From the entries that follow, gather each line holding the word "text".

§ **GIVEN RECORDS**:
::::

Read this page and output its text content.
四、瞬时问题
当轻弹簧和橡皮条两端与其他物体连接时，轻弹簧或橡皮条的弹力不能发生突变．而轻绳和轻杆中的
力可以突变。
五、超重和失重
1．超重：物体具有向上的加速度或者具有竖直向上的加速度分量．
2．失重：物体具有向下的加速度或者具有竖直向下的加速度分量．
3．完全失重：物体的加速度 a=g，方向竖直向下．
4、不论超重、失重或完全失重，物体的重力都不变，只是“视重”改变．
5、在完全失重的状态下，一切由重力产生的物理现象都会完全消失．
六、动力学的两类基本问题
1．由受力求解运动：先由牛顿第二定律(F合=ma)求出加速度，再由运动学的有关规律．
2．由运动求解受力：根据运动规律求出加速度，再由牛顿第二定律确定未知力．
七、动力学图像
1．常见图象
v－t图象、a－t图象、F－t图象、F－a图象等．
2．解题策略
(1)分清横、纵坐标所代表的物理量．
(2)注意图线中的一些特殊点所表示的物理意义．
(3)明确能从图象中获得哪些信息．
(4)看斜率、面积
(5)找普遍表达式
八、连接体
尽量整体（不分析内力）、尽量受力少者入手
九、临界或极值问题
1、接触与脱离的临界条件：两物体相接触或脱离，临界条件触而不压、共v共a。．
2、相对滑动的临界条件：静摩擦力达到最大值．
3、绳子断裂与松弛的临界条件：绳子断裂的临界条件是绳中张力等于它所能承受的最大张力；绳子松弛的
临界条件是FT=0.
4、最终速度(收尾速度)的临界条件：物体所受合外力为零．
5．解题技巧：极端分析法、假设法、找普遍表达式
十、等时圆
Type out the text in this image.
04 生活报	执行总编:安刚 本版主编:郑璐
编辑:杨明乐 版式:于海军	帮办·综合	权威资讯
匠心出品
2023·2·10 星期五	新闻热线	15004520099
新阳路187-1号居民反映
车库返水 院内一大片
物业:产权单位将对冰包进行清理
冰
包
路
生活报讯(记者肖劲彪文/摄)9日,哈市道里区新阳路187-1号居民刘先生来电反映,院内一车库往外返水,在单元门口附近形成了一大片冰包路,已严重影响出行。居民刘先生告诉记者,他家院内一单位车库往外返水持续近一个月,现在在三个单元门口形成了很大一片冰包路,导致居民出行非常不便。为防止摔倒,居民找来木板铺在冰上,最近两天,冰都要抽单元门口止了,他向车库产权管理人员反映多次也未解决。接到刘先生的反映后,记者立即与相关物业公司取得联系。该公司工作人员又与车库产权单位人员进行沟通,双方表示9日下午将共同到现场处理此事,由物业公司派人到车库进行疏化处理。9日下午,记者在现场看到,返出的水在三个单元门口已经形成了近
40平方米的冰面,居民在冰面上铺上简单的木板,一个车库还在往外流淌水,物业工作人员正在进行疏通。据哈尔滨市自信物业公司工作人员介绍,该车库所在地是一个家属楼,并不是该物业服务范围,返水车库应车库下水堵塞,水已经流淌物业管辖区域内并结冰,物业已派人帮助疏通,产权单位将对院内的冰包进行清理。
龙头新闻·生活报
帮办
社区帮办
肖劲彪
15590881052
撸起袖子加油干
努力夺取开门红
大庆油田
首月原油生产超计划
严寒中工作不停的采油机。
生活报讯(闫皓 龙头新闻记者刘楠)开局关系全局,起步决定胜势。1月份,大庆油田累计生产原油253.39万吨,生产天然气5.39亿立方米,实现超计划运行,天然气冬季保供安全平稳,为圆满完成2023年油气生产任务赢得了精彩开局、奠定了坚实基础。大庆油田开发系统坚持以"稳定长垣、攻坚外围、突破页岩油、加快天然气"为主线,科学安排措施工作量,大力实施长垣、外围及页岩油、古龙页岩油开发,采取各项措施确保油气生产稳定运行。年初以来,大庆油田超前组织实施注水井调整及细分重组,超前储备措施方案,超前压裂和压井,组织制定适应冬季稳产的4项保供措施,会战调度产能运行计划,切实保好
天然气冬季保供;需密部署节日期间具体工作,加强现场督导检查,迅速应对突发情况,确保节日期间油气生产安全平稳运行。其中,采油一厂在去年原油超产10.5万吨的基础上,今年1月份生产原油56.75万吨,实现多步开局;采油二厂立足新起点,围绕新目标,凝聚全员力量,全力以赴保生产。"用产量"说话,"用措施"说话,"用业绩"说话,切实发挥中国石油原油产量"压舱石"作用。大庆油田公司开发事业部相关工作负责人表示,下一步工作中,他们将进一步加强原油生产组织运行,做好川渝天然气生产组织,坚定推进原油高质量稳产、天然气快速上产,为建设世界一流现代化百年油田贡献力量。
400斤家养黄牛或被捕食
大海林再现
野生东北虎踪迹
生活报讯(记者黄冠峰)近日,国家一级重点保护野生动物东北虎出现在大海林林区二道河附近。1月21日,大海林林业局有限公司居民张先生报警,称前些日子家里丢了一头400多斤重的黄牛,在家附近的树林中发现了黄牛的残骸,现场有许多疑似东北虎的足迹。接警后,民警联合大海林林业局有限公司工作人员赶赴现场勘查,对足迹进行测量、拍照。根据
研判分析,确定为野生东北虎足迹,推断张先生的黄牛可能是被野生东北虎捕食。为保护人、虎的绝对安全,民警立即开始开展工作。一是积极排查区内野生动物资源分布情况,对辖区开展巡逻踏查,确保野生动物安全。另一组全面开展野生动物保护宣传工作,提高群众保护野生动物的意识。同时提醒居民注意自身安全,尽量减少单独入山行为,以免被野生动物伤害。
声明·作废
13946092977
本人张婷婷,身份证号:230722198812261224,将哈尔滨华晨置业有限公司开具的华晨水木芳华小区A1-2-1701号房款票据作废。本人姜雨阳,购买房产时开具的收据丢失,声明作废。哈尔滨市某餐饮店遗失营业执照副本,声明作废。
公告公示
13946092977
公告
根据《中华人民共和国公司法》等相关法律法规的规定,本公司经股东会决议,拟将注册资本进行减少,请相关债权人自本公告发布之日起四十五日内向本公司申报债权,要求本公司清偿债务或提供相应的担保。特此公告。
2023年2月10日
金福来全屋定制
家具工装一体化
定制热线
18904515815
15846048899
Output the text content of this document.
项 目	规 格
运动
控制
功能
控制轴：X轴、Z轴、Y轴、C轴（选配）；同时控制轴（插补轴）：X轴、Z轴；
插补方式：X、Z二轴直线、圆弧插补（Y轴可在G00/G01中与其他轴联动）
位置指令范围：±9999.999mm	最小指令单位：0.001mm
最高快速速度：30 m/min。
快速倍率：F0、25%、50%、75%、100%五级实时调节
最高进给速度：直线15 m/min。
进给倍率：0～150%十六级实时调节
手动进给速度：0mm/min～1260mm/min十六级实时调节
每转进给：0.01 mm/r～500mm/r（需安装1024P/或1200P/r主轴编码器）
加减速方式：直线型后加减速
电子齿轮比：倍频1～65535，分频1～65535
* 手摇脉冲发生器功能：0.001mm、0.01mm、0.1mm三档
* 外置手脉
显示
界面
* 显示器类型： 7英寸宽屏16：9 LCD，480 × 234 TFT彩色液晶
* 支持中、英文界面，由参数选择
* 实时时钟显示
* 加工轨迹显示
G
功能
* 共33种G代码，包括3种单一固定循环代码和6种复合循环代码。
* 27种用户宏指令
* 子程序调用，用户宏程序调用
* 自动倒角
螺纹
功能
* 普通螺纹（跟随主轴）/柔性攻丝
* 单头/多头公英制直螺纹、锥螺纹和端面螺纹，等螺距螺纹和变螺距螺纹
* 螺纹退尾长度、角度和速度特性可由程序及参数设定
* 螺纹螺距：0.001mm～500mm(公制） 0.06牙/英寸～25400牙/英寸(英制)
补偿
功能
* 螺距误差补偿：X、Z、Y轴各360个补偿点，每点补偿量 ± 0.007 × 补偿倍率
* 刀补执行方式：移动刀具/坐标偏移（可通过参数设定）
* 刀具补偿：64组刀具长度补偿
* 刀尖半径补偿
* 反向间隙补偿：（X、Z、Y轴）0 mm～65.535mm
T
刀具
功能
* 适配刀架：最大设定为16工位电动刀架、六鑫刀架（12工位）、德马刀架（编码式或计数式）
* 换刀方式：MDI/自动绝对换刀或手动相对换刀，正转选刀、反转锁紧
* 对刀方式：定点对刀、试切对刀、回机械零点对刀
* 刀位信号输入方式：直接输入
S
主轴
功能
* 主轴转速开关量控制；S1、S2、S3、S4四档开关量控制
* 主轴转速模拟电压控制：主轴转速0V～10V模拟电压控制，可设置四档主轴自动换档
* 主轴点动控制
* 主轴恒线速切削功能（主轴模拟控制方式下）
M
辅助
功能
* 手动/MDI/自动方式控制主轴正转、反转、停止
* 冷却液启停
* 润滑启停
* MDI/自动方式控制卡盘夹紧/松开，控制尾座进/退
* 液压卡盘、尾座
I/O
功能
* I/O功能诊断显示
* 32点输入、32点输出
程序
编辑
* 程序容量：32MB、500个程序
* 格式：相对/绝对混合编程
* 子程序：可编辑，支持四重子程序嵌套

::::

§ **IN RESPONSE**:
Read this page and output its text content.
Type out the text in this image.
Output the text content of this document.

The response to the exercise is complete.